The DHT (22 or 11) uses a 1-Wire protocol, which is not compatible with the Dallas Semicondutors protocol of the same name. The Raspberry Pico (like other microcontrollers) has no dedicated peripherals for this protocol.
Numerous crates exist for using DHT via a digital pin, but after testing several of them, they don't work reliably. The main problem is the implementation of the embedded_hal by rp2040_hal. Manipulating the state and direction of a pin takes too long (I measured between 2µs and 6µs depending on the action requested). This is due, among other things, to the impossibility of placing a pin in open drain, which requires "simulating" this feature
The RP2040 chip (used for the Pico) has a rather atypical peripheral called PIO (Programmable Input/Output), Chapter 3 of the DataSheet. In simple terms, the idea is to be able to run a small program (max. 32 instructions), which executes independently. It can manipulate GPIOs and share information with the main program.

◇ ◇ ◇ ◇ ◇

WRITTEN REQUEST 1: In the passage on driving a DHT sensor from the Raspberry Pico, what is the maximum number of instructions a PIO program can hold?
WRITTEN REQUEST 2: Pick up the passage on driving a DHT sensor from the Raspberry Pico after its final sentence and write the next paragraph.

◇ ◇ ◇ ◇ ◇

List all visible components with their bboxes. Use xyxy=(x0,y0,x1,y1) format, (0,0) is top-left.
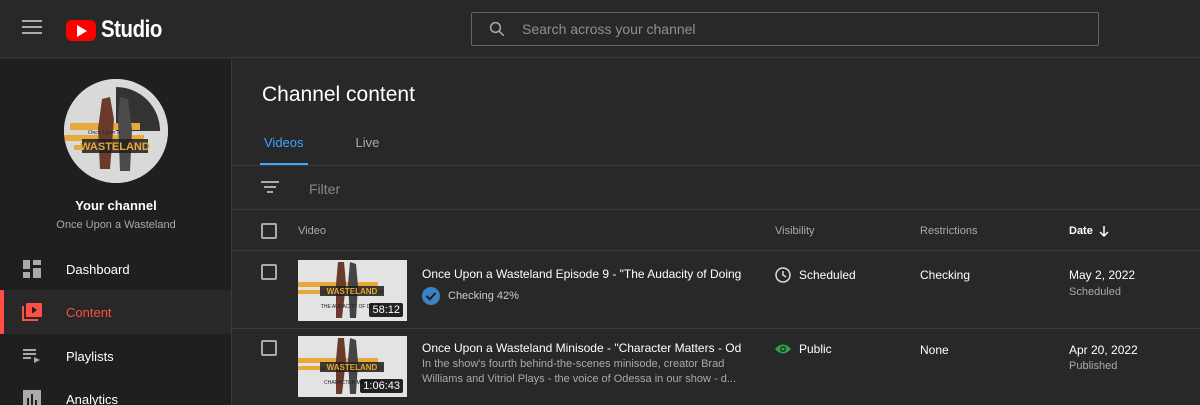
column-header-date[interactable]: Date xyxy=(1069,225,1109,237)
date-status: Scheduled xyxy=(1069,286,1121,298)
content-tabs: Videos Live xyxy=(260,135,429,165)
sidebar-item-label: Content xyxy=(66,304,112,320)
sidebar-item-analytics[interactable]: Analytics xyxy=(0,377,231,405)
row-checkbox[interactable] xyxy=(261,264,277,280)
date-cell: Apr 20, 2022 xyxy=(1069,343,1138,357)
eye-icon xyxy=(775,341,791,357)
visibility-label: Scheduled xyxy=(799,268,856,282)
filter-icon[interactable] xyxy=(260,181,280,195)
row-checkbox[interactable] xyxy=(261,340,277,356)
sidebar-item-playlists[interactable]: Playlists xyxy=(0,334,231,378)
dashboard-icon xyxy=(22,259,42,279)
sidebar-item-label: Analytics xyxy=(66,391,119,405)
visibility-cell[interactable]: Scheduled xyxy=(775,267,856,283)
visibility-cell[interactable]: Public xyxy=(775,341,832,357)
video-thumbnail[interactable]: WASTELAND CHARACTER MATTERS 1:06:43 xyxy=(298,336,407,397)
restrictions-cell: Checking xyxy=(920,268,971,282)
main-content: Channel content Videos Live Filter Video… xyxy=(232,59,1200,405)
column-header-restrictions[interactable]: Restrictions xyxy=(920,225,977,237)
search-box[interactable] xyxy=(471,12,1099,46)
table-row[interactable]: WASTELAND THE AUDACITY OF DOING 58:12 On… xyxy=(232,252,1200,329)
top-bar: Studio xyxy=(0,0,1200,58)
svg-text:WASTELAND: WASTELAND xyxy=(327,287,378,296)
channel-avatar[interactable]: WASTELAND Once Upon a xyxy=(64,79,168,183)
hamburger-menu-icon[interactable] xyxy=(22,20,42,38)
search-input[interactable] xyxy=(522,21,1098,37)
channel-title: Your channel xyxy=(75,198,157,213)
sidebar: WASTELAND Once Upon a Your channel Once … xyxy=(0,59,232,405)
sidebar-item-dashboard[interactable]: Dashboard xyxy=(0,247,231,291)
youtube-play-icon xyxy=(66,19,96,41)
tab-videos[interactable]: Videos xyxy=(260,135,308,165)
video-thumbnail[interactable]: WASTELAND THE AUDACITY OF DOING 58:12 xyxy=(298,260,407,321)
video-description: In the show's fourth behind-the-scenes m… xyxy=(422,358,737,385)
svg-text:WASTELAND: WASTELAND xyxy=(80,141,150,153)
processing-status: Checking 42% xyxy=(422,287,519,305)
video-title[interactable]: Once Upon a Wasteland Minisode - "Charac… xyxy=(422,341,742,355)
channel-name: Once Upon a Wasteland xyxy=(56,219,176,231)
table-header: Video Visibility Restrictions Date xyxy=(232,211,1200,251)
sort-arrow-down-icon xyxy=(1099,225,1109,237)
playlists-icon xyxy=(22,346,42,366)
filter-input[interactable]: Filter xyxy=(309,181,340,197)
sidebar-item-label: Playlists xyxy=(66,348,114,364)
page-title: Channel content xyxy=(262,83,415,106)
check-circle-icon xyxy=(422,287,440,305)
tab-live[interactable]: Live xyxy=(354,135,382,165)
filter-bar[interactable]: Filter xyxy=(232,166,1200,210)
column-header-video: Video xyxy=(298,225,326,237)
date-cell: May 2, 2022 xyxy=(1069,268,1136,282)
studio-logo[interactable]: Studio xyxy=(66,16,173,44)
svg-text:Once Upon a: Once Upon a xyxy=(88,130,120,136)
video-title[interactable]: Once Upon a Wasteland Episode 9 - "The A… xyxy=(422,267,742,281)
sidebar-item-content[interactable]: Content xyxy=(0,290,231,334)
studio-label: Studio xyxy=(101,16,162,43)
date-status: Published xyxy=(1069,360,1118,372)
column-header-visibility[interactable]: Visibility xyxy=(775,225,815,237)
svg-text:WASTELAND: WASTELAND xyxy=(327,363,378,372)
clock-icon xyxy=(775,267,791,283)
sidebar-item-label: Dashboard xyxy=(66,261,130,277)
video-duration: 58:12 xyxy=(369,303,403,317)
table-row[interactable]: WASTELAND CHARACTER MATTERS 1:06:43 Once… xyxy=(232,330,1200,405)
select-all-checkbox[interactable] xyxy=(261,223,277,239)
search-icon[interactable] xyxy=(472,20,522,38)
date-header-label: Date xyxy=(1069,225,1093,237)
content-icon xyxy=(22,302,42,322)
restrictions-cell: None xyxy=(920,343,949,357)
processing-status-text: Checking 42% xyxy=(448,290,519,302)
visibility-label: Public xyxy=(799,342,832,356)
analytics-icon xyxy=(22,389,42,405)
video-duration: 1:06:43 xyxy=(360,379,403,393)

◇ ◇ ◇ ◇ ◇

RESULT 1: 32 instructions.

RESULT 2:
The PIO is programmed using an assembler called pioasm
, with just a few very basic instructions. What's interesting is that each instruction takes (usually) 1 cycle to execute. What's more, it's possible to divide the clock at which the program executes. In our case the implementation obtains the system clock and set the PIO's clock to execute one instruction per microsecond.
Add this crate on your cargo.toml
, use:
cargo add dht-pio --features rp2040
for a board based on rp2040
(for example Raspberry PI Pico) or
cargo add dht-pio --features rp235x
for a board based on rp235x
(for example Raspberry PI Pico2).
You can also add defmt
feature if you need a pretty-print of Dht{11,22}Result
or DhtError
and you use the crate defmt
.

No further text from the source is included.